▶ **TASK TO COMPLETE**:
Each line of the material below should be reproduced exactly.

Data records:
########

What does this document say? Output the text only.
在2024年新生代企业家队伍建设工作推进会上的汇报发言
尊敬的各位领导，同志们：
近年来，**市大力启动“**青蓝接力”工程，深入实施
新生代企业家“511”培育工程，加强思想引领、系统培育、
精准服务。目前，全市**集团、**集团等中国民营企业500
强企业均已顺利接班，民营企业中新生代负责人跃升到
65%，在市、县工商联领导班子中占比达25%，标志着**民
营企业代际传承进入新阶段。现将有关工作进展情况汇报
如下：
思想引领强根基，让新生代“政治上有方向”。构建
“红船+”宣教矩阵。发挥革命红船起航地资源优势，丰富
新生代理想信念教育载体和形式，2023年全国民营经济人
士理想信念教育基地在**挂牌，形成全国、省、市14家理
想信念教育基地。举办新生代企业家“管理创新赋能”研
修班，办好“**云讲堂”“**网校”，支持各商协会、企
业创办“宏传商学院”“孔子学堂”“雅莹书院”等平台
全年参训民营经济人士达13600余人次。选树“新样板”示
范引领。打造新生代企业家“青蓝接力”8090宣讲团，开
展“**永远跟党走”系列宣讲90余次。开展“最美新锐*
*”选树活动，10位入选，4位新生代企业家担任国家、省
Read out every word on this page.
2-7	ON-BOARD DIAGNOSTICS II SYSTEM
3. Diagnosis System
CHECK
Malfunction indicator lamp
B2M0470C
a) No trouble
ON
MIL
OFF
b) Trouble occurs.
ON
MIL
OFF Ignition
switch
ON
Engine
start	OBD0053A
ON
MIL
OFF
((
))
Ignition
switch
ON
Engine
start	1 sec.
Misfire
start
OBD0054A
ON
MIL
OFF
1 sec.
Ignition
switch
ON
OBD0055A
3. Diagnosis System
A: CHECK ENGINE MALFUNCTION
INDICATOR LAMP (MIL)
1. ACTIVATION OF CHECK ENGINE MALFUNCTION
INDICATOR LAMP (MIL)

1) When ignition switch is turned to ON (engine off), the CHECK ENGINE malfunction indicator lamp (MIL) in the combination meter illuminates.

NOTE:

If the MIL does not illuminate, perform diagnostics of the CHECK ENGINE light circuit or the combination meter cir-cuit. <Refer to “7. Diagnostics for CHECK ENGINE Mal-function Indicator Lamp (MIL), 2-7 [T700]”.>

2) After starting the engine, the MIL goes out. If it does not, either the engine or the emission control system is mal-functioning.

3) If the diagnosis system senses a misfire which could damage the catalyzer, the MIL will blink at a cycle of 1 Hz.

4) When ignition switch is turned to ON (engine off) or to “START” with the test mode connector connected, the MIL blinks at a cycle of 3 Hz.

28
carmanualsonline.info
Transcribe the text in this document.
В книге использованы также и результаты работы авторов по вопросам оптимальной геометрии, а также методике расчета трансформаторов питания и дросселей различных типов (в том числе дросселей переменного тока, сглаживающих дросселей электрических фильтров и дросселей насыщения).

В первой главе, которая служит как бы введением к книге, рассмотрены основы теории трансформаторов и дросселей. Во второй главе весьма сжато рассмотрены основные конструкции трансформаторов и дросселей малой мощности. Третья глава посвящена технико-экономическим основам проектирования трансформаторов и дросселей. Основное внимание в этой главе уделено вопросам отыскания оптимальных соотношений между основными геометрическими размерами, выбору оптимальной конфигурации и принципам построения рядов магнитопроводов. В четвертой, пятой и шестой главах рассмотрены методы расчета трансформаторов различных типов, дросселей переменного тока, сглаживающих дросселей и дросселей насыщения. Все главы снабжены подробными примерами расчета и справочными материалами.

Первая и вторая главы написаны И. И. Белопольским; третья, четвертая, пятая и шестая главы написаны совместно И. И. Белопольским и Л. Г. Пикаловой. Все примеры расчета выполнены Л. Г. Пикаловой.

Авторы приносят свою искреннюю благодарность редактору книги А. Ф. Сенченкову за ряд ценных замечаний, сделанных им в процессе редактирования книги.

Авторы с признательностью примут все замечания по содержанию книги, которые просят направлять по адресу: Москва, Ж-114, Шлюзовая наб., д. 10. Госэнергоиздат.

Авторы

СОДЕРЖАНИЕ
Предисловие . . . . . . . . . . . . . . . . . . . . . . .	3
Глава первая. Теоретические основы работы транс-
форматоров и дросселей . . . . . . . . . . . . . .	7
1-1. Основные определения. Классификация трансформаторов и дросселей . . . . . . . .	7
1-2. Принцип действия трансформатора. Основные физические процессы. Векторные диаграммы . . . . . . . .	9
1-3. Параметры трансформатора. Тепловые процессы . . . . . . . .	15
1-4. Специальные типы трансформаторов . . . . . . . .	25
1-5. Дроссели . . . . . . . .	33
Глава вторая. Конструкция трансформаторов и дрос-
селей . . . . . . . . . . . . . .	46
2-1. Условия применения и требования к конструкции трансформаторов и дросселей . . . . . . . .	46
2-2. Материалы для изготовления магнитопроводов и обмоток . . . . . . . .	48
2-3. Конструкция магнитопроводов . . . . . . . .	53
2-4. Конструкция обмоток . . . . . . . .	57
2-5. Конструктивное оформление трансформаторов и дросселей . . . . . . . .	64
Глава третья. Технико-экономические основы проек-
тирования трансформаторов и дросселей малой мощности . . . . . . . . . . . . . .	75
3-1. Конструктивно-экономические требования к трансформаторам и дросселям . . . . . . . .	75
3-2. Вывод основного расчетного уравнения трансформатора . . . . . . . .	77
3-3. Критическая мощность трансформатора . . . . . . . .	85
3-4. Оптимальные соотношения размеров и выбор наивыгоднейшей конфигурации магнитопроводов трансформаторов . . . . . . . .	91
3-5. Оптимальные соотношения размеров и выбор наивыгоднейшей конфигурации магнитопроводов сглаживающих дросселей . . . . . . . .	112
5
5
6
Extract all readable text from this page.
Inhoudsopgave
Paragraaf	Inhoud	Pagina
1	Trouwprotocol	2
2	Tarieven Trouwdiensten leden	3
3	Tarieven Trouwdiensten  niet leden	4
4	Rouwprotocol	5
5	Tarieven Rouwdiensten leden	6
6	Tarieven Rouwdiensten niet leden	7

########

▶ **WORKED ANSWER**:
What does this document say? Output the text only.
在2024年新生代企业家队伍建设工作推进会上的汇报发言
尊敬的各位领导，同志们：
近年来，**市大力启动“**青蓝接力”工程，深入实施
新生代企业家“511”培育工程，加强思想引领、系统培育、
精准服务。目前，全市**集团、**集团等中国民营企业500
强企业均已顺利接班，民营企业中新生代负责人跃升到
65%，在市、县工商联领导班子中占比达25%，标志着**民
营企业代际传承进入新阶段。现将有关工作进展情况汇报
如下：
思想引领强根基，让新生代“政治上有方向”。构建
“红船+”宣教矩阵。发挥革命红船起航地资源优势，丰富
新生代理想信念教育载体和形式，2023年全国民营经济人
士理想信念教育基地在**挂牌，形成全国、省、市14家理
想信念教育基地。举办新生代企业家“管理创新赋能”研
修班，办好“**云讲堂”“**网校”，支持各商协会、企
业创办“宏传商学院”“孔子学堂”“雅莹书院”等平台
全年参训民营经济人士达13600余人次。选树“新样板”示
范引领。打造新生代企业家“青蓝接力”8090宣讲团，开
展“**永远跟党走”系列宣讲90余次。开展“最美新锐*
*”选树活动，10位入选，4位新生代企业家担任国家、省
Read out every word on this page.
2-7	ON-BOARD DIAGNOSTICS II SYSTEM
3. Diagnosis System
CHECK
Malfunction indicator lamp
B2M0470C
a) No trouble
ON
MIL
OFF
b) Trouble occurs.
ON
MIL
OFF Ignition
switch
ON
Engine
start	OBD0053A
ON
MIL
OFF
((
))
Ignition
switch
ON
Engine
start	1 sec.
Misfire
start
OBD0054A
ON
MIL
OFF
1 sec.
Ignition
switch
ON
OBD0055A
3. Diagnosis System
A: CHECK ENGINE MALFUNCTION
INDICATOR LAMP (MIL)
1. ACTIVATION OF CHECK ENGINE MALFUNCTION
INDICATOR LAMP (MIL)

1) When ignition switch is turned to ON (engine off), the CHECK ENGINE malfunction indicator lamp (MIL) in the combination meter illuminates.

NOTE:

If the MIL does not illuminate, perform diagnostics of the CHECK ENGINE light circuit or the combination meter cir-cuit. <Refer to “7. Diagnostics for CHECK ENGINE Mal-function Indicator Lamp (MIL), 2-7 [T700]”.>

2) After starting the engine, the MIL goes out. If it does not, either the engine or the emission control system is mal-functioning.

3) If the diagnosis system senses a misfire which could damage the catalyzer, the MIL will blink at a cycle of 1 Hz.

4) When ignition switch is turned to ON (engine off) or to “START” with the test mode connector connected, the MIL blinks at a cycle of 3 Hz.

28
carmanualsonline.info
Transcribe the text in this document.
В книге использованы также и результаты работы авторов по вопросам оптимальной геометрии, а также методике расчета трансформаторов питания и дросселей различных типов (в том числе дросселей переменного тока, сглаживающих дросселей электрических фильтров и дросселей насыщения).

В первой главе, которая служит как бы введением к книге, рассмотрены основы теории трансформаторов и дросселей. Во второй главе весьма сжато рассмотрены основные конструкции трансформаторов и дросселей малой мощности. Третья глава посвящена технико-экономическим основам проектирования трансформаторов и дросселей. Основное внимание в этой главе уделено вопросам отыскания оптимальных соотношений между основными геометрическими размерами, выбору оптимальной конфигурации и принципам построения рядов магнитопроводов. В четвертой, пятой и шестой главах рассмотрены методы расчета трансформаторов различных типов, дросселей переменного тока, сглаживающих дросселей и дросселей насыщения. Все главы снабжены подробными примерами расчета и справочными материалами.

Первая и вторая главы написаны И. И. Белопольским; третья, четвертая, пятая и шестая главы написаны совместно И. И. Белопольским и Л. Г. Пикаловой. Все примеры расчета выполнены Л. Г. Пикаловой.

Авторы приносят свою искреннюю благодарность редактору книги А. Ф. Сенченкову за ряд ценных замечаний, сделанных им в процессе редактирования книги.

Авторы с признательностью примут все замечания по содержанию книги, которые просят направлять по адресу: Москва, Ж-114, Шлюзовая наб., д. 10. Госэнергоиздат.

Авторы

СОДЕРЖАНИЕ
Предисловие . . . . . . . . . . . . . . . . . . . . . . .	3
Глава первая. Теоретические основы работы транс-
форматоров и дросселей . . . . . . . . . . . . . .	7
1-1. Основные определения. Классификация трансформаторов и дросселей . . . . . . . .	7
1-2. Принцип действия трансформатора. Основные физические процессы. Векторные диаграммы . . . . . . . .	9
1-3. Параметры трансформатора. Тепловые процессы . . . . . . . .	15
1-4. Специальные типы трансформаторов . . . . . . . .	25
1-5. Дроссели . . . . . . . .	33
Глава вторая. Конструкция трансформаторов и дрос-
селей . . . . . . . . . . . . . .	46
2-1. Условия применения и требования к конструкции трансформаторов и дросселей . . . . . . . .	46
2-2. Материалы для изготовления магнитопроводов и обмоток . . . . . . . .	48
2-3. Конструкция магнитопроводов . . . . . . . .	53
2-4. Конструкция обмоток . . . . . . . .	57
2-5. Конструктивное оформление трансформаторов и дросселей . . . . . . . .	64
Глава третья. Технико-экономические основы проек-
тирования трансформаторов и дросселей малой мощности . . . . . . . . . . . . . .	75
3-1. Конструктивно-экономические требования к трансформаторам и дросселям . . . . . . . .	75
3-2. Вывод основного расчетного уравнения трансформатора . . . . . . . .	77
3-3. Критическая мощность трансформатора . . . . . . . .	85
3-4. Оптимальные соотношения размеров и выбор наивыгоднейшей конфигурации магнитопроводов трансформаторов . . . . . . . .	91
3-5. Оптимальные соотношения размеров и выбор наивыгоднейшей конфигурации магнитопроводов сглаживающих дросселей . . . . . . . .	112
5
5
6
Extract all readable text from this page.
Inhoudsopgave
Paragraaf	Inhoud	Pagina
1	Trouwprotocol	2
2	Tarieven Trouwdiensten leden	3
3	Tarieven Trouwdiensten  niet leden	4
4	Rouwprotocol	5
5	Tarieven Rouwdiensten leden	6
6	Tarieven Rouwdiensten niet leden	7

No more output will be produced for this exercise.